─── Material supplied ───
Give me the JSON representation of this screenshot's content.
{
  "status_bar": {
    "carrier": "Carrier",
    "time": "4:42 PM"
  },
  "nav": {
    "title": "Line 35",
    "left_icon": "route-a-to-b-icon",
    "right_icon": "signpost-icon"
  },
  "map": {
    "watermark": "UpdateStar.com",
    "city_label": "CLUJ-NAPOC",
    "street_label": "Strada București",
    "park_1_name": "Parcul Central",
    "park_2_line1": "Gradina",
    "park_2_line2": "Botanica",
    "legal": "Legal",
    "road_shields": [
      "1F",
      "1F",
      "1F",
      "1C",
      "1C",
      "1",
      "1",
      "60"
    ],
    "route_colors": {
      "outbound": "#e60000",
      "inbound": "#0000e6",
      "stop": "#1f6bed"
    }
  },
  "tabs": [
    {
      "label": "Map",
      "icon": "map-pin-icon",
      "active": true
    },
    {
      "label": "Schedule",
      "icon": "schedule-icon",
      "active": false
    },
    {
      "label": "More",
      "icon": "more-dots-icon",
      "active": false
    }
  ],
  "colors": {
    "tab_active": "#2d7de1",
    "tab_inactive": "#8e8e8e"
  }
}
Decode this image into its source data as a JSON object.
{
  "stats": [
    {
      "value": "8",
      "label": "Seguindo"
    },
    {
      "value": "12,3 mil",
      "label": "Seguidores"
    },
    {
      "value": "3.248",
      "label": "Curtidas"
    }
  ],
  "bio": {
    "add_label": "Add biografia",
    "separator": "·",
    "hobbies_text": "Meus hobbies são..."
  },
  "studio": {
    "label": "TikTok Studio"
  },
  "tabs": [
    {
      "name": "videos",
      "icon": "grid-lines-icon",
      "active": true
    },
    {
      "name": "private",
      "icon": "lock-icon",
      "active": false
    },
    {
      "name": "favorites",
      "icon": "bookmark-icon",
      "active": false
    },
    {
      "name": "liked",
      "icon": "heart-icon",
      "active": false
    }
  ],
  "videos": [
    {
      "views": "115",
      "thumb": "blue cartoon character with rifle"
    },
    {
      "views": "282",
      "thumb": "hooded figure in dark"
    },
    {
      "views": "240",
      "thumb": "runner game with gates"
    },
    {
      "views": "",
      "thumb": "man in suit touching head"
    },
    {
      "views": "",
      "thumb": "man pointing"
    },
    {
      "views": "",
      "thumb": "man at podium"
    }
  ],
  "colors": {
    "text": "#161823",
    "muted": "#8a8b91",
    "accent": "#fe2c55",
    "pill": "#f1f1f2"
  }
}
───
**What you need to do**
All of the data shown above must be copied exactly.

**Exercise response**
Give me the JSON representation of this screenshot's content.
{
  "status_bar": {
    "carrier": "Carrier",
    "time": "4:42 PM"
  },
  "nav": {
    "title": "Line 35",
    "left_icon": "route-a-to-b-icon",
    "right_icon": "signpost-icon"
  },
  "map": {
    "watermark": "UpdateStar.com",
    "city_label": "CLUJ-NAPOC",
    "street_label": "Strada București",
    "park_1_name": "Parcul Central",
    "park_2_line1": "Gradina",
    "park_2_line2": "Botanica",
    "legal": "Legal",
    "road_shields": [
      "1F",
      "1F",
      "1F",
      "1C",
      "1C",
      "1",
      "1",
      "60"
    ],
    "route_colors": {
      "outbound": "#e60000",
      "inbound": "#0000e6",
      "stop": "#1f6bed"
    }
  },
  "tabs": [
    {
      "label": "Map",
      "icon": "map-pin-icon",
      "active": true
    },
    {
      "label": "Schedule",
      "icon": "schedule-icon",
      "active": false
    },
    {
      "label": "More",
      "icon": "more-dots-icon",
      "active": false
    }
  ],
  "colors": {
    "tab_active": "#2d7de1",
    "tab_inactive": "#8e8e8e"
  }
}
Decode this image into its source data as a JSON object.
{
  "stats": [
    {
      "value": "8",
      "label": "Seguindo"
    },
    {
      "value": "12,3 mil",
      "label": "Seguidores"
    },
    {
      "value": "3.248",
      "label": "Curtidas"
    }
  ],
  "bio": {
    "add_label": "Add biografia",
    "separator": "·",
    "hobbies_text": "Meus hobbies são..."
  },
  "studio": {
    "label": "TikTok Studio"
  },
  "tabs": [
    {
      "name": "videos",
      "icon": "grid-lines-icon",
      "active": true
    },
    {
      "name": "private",
      "icon": "lock-icon",
      "active": false
    },
    {
      "name": "favorites",
      "icon": "bookmark-icon",
      "active": false
    },
    {
      "name": "liked",
      "icon": "heart-icon",
      "active": false
    }
  ],
  "videos": [
    {
      "views": "115",
      "thumb": "blue cartoon character with rifle"
    },
    {
      "views": "282",
      "thumb": "hooded figure in dark"
    },
    {
      "views": "240",
      "thumb": "runner game with gates"
    },
    {
      "views": "",
      "thumb": "man in suit touching head"
    },
    {
      "views": "",
      "thumb": "man pointing"
    },
    {
      "views": "",
      "thumb": "man at podium"
    }
  ],
  "colors": {
    "text": "#161823",
    "muted": "#8a8b91",
    "accent": "#fe2c55",
    "pill": "#f1f1f2"
  }
}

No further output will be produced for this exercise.